Phylogenetic community assembly with the Fish Tree of Life
Jonathan Chang
Source:vignettes/community-analysis.Rmd
community-analysis.Rmd
Here’s a quick example to show how we could use the
fishtree
package to conduct some phylogenetic community
analyses. First, we load fishtree
and ensure that the other
packages that we need are installed.
library(ape)
library(fishtree)
loadNamespace("rfishbase")
#> Error in get(paste0(generic, ".", class), envir = get_method_env()) :
#> object 'type_sum.accel' not found
#> <environment: namespace:rfishbase>
loadNamespace("picante")
#> <environment: namespace:picante>
loadNamespace("geiger")
#> <environment: namespace:geiger>
Next we’ll start downloading some data from rfishbase
.
We’ll be seeing if reef-associated ray-finned fish species are clustered
or overdispersed in the Atlantic, Pacific, and Indian Oceans.
# Get reef-associated species from the `species` table
species <- rfishbase::fb_tbl("species")
species <- species[species$DemersPelag == "reef-associated", ]
reef_species <- paste(species$Genus, species$Species)
# Get native and endemic species from the Atlantic, Pacific, and Indian Oceans
eco <- rfishbase::ecosystem(species_list = reef_species)
#> Joining with `by = join_by(Subfamily, GenCode, FamCode)`
#> Joining with `by = join_by(FamCode)`
#> Joining with `by = join_by(Order, Ordnum, Class, ClassNum)`
#> Joining with `by = join_by(Class, ClassNum)`
#> Joining with `by = join_by(SpecCode)`
valid_idx <- eco$Status %in% c("native", "endemic") & eco$EcosystemName %in% c("Atlantic Ocean", "Pacific Ocean", "Indian Ocean")
eco <- eco[valid_idx, c("Species", "EcosystemName")]
# Retrieve the phylogeny of only native reef species across all three oceans.
phy <- fishtree_phylogeny(species = eco$Species)

### REQUEST A
Reproduce the passage of the fishtree vignette starting with "Phylogenetic community assembly" and going on through "need are installed.".
The listing after this point is unrelated to the vignette.

### EXTRACTED DATA

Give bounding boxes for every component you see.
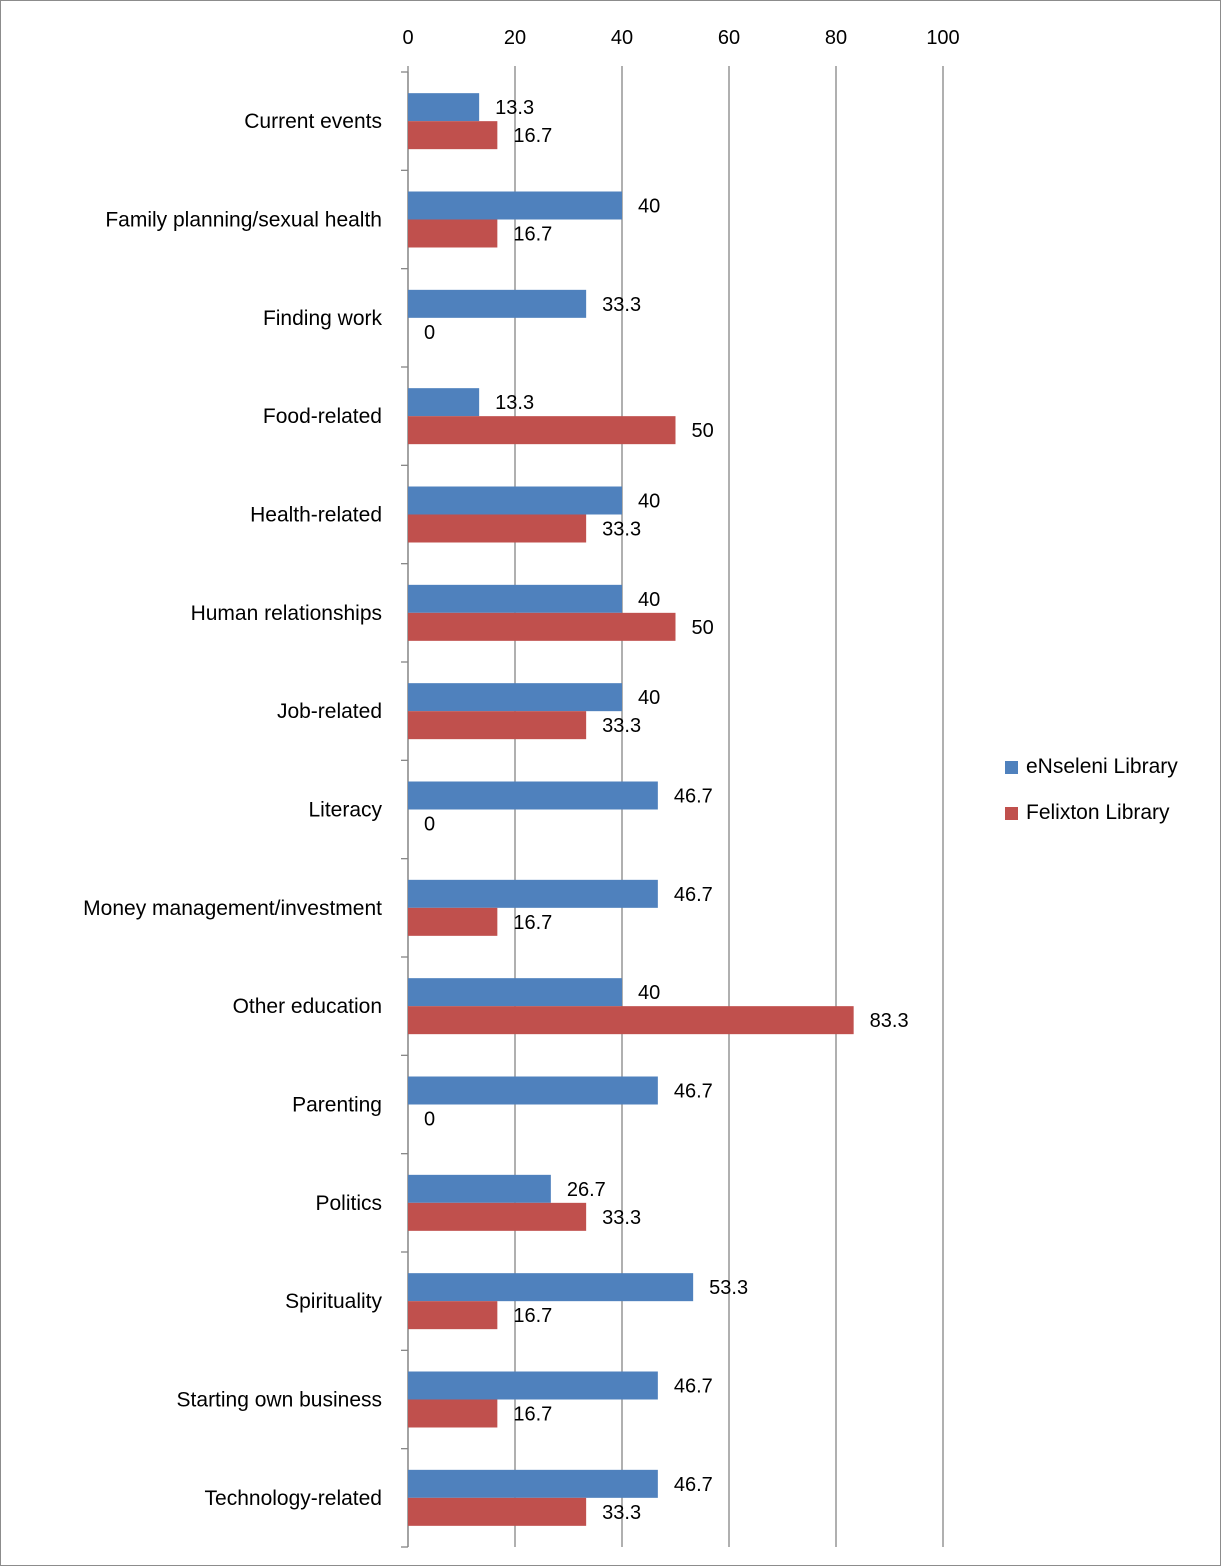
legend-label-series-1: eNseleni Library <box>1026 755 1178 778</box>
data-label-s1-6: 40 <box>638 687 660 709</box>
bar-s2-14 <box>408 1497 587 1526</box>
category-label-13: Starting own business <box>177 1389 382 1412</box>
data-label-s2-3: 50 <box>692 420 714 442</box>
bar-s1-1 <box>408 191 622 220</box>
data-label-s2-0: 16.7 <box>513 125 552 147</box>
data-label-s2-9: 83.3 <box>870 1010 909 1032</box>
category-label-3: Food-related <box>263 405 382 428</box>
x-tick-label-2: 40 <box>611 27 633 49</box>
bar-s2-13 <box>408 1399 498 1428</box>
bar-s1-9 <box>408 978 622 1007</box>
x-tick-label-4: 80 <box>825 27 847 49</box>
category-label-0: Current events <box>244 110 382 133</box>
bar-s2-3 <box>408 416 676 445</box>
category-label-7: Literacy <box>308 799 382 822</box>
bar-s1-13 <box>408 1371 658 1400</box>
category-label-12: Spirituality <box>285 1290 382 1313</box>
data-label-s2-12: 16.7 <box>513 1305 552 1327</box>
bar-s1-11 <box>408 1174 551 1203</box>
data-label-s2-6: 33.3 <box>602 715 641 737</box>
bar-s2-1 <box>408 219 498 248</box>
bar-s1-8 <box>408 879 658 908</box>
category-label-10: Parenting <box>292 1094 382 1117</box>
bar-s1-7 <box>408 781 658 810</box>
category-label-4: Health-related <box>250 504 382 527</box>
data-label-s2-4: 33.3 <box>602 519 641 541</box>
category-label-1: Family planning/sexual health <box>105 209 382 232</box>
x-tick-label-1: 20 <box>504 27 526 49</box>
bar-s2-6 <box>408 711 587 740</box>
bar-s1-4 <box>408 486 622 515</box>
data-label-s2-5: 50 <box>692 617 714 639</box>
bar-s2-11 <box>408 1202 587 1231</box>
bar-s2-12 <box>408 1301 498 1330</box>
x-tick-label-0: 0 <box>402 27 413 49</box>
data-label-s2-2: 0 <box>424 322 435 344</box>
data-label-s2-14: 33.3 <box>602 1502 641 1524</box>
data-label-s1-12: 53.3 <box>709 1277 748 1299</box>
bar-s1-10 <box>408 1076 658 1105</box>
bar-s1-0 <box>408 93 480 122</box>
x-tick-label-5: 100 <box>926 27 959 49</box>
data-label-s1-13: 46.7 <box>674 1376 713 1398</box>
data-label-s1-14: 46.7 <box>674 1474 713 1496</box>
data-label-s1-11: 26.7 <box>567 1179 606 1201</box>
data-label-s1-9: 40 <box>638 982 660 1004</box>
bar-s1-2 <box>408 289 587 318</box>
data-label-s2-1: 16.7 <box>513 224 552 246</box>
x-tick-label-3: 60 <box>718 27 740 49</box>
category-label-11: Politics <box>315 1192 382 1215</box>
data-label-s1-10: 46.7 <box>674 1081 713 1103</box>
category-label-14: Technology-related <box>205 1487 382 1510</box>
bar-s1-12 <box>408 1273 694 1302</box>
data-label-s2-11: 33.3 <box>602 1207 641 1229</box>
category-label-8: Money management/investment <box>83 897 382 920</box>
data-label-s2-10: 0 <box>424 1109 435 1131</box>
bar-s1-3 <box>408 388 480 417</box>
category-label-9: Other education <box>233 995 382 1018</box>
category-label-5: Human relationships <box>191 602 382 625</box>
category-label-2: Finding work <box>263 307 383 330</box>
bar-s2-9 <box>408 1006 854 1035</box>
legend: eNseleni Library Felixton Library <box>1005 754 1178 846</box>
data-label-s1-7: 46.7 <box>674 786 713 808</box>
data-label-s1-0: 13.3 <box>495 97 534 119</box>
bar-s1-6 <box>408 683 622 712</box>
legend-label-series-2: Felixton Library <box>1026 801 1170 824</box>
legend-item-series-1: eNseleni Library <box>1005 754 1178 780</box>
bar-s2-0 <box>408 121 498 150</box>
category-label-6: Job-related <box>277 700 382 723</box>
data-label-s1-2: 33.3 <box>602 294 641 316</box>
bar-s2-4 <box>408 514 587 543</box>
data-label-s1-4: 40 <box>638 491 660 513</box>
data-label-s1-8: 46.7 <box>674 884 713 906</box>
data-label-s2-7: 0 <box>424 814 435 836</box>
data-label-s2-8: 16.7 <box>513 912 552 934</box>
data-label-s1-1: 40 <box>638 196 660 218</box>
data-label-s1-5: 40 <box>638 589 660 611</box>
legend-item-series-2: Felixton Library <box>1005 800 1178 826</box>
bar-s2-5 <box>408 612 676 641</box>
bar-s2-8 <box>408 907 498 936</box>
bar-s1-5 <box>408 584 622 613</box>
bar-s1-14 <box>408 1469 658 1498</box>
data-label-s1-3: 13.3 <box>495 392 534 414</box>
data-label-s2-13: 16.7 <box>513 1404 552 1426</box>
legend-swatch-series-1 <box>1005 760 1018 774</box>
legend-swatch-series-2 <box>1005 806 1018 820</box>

### REQUEST B
Write out the lines of the listing, starting with the line with "legend-label-series-1: eNseleni Library" and going on through the line with "data-label-s2-0: 16.7 <box>513".

### FINAL RESULT A
Phylogenetic community assembly with the Fish Tree of Life
Jonathan Chang
Source:vignettes/community-analysis.Rmd
community-analysis.Rmd
Here’s a quick example to show how we could use the
fishtree
package to conduct some phylogenetic community
analyses. First, we load fishtree
and ensure that the other
packages that we need are installed.

### FINAL RESULT B
legend-label-series-1: eNseleni Library <box>1026 755 1178 778</box>
data-label-s1-6: 40 <box>638 687 660 709</box>
bar-s2-14 <box>408 1497 587 1526</box>
category-label-13: Starting own business <box>177 1389 382 1412</box>
data-label-s2-3: 50 <box>692 420 714 442</box>
bar-s1-1 <box>408 191 622 220</box>
data-label-s2-0: 16.7 <box>513 125 552 147</box>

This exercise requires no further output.